## Request
Search the entries below. Return every line that has "name" in it.

--- Start Dataset ---

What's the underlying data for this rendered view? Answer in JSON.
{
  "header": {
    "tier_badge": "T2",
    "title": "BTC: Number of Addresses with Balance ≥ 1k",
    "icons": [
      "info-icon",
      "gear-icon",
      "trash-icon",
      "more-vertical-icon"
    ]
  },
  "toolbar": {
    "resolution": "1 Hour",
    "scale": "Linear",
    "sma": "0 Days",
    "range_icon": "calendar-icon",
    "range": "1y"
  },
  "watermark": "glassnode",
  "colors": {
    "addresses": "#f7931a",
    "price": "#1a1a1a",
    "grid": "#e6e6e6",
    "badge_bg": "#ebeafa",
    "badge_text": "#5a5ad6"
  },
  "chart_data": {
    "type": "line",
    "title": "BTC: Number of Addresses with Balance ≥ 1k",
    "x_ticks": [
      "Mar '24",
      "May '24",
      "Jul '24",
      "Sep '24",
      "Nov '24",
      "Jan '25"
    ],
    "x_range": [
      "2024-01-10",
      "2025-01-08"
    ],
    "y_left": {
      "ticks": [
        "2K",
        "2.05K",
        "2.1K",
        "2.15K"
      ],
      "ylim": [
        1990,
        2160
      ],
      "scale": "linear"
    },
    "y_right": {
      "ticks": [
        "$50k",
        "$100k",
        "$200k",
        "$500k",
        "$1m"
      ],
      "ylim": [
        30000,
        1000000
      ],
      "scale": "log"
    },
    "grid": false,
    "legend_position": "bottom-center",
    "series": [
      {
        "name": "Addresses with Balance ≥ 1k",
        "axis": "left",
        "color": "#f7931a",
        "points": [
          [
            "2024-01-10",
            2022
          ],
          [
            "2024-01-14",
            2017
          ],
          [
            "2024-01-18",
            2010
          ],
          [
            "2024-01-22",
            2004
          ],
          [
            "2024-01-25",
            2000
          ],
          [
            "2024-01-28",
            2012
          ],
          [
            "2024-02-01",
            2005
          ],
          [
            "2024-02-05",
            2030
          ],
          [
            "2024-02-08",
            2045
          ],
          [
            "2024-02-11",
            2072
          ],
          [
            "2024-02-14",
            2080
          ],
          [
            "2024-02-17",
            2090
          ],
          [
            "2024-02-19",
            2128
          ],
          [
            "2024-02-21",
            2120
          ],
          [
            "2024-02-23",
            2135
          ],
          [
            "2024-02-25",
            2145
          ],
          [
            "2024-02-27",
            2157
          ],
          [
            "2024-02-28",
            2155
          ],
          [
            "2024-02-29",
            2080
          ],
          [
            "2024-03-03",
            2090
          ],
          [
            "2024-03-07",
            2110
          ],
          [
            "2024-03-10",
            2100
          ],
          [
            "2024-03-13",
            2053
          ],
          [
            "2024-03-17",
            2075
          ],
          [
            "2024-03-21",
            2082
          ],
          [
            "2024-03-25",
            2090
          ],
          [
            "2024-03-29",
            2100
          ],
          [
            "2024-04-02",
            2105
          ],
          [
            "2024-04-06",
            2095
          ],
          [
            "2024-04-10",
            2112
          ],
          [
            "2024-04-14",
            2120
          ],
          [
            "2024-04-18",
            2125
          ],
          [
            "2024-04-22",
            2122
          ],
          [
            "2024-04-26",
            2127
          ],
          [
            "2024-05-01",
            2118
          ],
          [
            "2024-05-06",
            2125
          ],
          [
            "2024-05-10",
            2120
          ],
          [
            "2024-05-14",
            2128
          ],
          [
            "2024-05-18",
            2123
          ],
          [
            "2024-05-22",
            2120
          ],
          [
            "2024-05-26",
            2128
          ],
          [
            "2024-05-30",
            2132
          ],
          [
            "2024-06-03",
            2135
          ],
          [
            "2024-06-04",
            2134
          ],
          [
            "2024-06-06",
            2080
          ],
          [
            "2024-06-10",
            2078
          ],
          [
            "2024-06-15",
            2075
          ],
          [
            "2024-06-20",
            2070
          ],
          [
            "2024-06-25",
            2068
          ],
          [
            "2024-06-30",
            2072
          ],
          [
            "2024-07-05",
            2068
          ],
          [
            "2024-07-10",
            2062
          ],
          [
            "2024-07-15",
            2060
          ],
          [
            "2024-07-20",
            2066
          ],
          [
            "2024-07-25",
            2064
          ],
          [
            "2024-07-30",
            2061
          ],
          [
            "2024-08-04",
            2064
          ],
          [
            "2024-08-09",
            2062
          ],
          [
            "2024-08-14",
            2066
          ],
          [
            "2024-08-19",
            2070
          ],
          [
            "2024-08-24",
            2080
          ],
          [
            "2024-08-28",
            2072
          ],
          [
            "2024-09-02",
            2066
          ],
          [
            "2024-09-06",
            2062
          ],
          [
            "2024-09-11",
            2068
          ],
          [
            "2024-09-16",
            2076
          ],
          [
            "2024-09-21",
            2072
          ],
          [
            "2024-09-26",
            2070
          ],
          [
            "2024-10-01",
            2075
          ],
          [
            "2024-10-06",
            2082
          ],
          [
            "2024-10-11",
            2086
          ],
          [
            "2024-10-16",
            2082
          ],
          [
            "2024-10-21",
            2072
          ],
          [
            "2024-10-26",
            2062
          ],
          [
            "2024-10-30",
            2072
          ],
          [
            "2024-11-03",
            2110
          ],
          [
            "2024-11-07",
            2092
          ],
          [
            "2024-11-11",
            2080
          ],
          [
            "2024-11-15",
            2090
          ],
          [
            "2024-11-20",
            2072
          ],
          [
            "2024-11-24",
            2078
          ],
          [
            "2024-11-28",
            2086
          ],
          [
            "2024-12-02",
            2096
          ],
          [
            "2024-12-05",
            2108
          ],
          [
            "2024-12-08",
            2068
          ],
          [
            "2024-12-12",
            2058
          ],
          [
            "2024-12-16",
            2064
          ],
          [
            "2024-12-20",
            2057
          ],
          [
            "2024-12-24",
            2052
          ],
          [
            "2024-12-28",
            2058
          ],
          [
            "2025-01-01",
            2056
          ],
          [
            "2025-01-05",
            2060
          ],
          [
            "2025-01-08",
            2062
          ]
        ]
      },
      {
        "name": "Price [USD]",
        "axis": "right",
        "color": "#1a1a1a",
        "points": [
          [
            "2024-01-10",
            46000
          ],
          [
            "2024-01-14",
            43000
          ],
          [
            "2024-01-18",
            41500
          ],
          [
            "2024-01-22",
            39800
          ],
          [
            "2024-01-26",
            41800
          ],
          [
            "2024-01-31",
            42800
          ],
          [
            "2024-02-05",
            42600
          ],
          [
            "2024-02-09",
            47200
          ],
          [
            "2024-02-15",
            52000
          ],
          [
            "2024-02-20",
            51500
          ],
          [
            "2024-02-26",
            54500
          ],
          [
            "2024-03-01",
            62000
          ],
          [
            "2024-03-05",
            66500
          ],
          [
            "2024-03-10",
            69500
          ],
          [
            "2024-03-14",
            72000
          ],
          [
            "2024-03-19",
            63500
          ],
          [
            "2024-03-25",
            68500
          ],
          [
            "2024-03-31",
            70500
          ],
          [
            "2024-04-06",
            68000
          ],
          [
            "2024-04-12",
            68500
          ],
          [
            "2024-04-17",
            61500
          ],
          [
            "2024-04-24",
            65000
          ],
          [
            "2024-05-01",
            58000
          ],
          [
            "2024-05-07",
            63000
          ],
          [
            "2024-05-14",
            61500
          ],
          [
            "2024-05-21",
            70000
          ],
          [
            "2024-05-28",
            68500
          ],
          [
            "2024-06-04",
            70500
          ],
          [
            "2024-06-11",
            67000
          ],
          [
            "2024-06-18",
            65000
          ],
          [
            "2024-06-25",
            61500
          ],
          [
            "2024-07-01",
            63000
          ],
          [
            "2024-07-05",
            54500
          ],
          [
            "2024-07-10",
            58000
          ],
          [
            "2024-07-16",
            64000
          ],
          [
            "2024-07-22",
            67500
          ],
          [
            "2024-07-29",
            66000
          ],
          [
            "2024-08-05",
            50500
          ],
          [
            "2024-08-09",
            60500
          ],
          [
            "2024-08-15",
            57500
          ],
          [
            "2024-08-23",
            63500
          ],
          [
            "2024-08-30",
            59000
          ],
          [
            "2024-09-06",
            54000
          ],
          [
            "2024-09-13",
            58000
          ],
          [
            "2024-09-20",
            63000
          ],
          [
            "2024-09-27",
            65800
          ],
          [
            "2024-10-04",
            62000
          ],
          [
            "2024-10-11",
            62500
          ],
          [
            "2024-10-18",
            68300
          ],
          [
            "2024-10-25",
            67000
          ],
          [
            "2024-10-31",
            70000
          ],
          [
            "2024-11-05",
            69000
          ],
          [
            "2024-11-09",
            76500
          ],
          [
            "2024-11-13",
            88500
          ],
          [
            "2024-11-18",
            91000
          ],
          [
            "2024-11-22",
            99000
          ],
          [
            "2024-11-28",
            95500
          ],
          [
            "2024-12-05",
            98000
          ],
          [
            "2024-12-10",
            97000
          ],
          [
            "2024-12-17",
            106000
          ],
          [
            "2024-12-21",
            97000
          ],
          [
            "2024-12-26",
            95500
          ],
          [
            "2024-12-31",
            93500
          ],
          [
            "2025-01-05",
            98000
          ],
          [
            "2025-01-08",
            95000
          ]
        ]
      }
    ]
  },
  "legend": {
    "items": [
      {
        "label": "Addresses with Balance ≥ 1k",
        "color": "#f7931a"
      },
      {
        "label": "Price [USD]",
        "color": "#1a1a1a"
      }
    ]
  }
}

--- End Dataset ---

## Output for this task
        "name": "Addresses with Balance ≥ 1k",
        "name": "Price [USD]",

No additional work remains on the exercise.